(Items from a dataset)
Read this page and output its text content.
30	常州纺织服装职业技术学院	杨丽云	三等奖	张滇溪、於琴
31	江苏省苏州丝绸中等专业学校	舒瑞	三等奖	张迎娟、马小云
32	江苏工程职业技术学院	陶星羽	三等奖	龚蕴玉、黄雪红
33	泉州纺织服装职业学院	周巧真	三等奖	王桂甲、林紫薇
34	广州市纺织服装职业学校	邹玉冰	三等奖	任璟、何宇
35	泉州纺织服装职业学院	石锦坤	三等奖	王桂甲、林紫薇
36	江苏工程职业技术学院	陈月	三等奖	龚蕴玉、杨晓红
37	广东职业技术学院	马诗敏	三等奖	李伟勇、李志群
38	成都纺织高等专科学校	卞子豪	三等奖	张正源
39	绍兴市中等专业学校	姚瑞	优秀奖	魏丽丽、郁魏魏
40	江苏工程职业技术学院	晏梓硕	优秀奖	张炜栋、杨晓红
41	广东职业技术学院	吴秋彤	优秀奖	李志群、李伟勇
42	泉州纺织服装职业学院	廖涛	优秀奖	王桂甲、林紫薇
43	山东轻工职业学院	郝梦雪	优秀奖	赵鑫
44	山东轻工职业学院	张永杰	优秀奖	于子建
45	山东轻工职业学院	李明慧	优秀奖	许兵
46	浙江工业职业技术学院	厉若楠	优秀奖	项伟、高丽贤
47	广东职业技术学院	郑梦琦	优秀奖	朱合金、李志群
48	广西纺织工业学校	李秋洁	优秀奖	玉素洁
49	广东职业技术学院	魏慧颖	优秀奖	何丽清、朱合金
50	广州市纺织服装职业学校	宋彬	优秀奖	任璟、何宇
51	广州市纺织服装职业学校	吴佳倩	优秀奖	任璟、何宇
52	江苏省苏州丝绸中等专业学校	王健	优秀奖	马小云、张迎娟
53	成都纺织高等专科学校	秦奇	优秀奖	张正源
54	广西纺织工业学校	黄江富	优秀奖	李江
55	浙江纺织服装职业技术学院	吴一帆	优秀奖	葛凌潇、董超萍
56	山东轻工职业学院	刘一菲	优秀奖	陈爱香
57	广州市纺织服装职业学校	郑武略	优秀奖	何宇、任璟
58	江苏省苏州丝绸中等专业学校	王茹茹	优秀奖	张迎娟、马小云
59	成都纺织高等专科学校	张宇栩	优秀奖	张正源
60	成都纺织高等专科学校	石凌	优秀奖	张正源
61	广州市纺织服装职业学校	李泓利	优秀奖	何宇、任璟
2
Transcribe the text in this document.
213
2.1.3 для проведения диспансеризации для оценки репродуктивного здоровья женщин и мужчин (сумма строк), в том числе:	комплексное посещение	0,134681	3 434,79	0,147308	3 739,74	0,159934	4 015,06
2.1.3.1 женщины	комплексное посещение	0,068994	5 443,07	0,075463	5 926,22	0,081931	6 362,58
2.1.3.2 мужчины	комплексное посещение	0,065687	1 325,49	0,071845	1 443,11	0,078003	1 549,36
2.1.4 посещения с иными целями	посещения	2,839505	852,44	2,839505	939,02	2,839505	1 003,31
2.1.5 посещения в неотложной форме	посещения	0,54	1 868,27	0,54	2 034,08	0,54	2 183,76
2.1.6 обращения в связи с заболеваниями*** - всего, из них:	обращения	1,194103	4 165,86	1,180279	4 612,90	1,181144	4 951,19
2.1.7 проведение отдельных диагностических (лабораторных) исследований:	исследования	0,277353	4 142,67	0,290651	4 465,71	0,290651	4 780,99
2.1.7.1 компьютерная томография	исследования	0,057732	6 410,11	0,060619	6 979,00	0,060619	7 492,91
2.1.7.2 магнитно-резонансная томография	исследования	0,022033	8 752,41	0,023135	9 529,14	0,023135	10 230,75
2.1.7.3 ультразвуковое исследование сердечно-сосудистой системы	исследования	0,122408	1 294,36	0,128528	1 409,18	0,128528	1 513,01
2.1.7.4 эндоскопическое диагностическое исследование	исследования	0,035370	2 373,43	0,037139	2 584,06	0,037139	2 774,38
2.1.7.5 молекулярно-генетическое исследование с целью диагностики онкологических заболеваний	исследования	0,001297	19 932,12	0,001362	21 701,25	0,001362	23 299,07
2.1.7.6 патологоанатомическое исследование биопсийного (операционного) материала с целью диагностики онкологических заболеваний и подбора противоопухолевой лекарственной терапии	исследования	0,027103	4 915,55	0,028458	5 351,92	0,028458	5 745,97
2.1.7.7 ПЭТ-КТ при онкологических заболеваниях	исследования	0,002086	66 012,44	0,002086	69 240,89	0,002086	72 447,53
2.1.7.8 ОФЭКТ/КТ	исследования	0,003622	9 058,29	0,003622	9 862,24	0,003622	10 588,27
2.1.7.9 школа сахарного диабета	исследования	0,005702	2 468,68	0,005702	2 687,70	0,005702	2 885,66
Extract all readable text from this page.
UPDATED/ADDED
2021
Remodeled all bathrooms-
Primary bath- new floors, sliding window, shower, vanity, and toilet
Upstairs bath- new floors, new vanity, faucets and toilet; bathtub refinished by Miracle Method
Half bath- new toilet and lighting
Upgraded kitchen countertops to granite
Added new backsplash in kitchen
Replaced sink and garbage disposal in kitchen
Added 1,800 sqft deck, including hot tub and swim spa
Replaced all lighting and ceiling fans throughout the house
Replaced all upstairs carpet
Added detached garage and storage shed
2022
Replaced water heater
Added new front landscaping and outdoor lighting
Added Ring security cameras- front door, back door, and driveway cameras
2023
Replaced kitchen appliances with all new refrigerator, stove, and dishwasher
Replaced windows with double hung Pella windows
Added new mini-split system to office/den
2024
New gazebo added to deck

▶ **THE REQUEST**: Scan the listing above and copy all lines containing the word "посещения".

▶ **TASK RESPONSE**:
2.1.4 посещения с иными целями	посещения	2,839505	852,44	2,839505	939,02	2,839505	1 003,31
2.1.5 посещения в неотложной форме	посещения	0,54	1 868,27	0,54	2 034,08	0,54	2 183,76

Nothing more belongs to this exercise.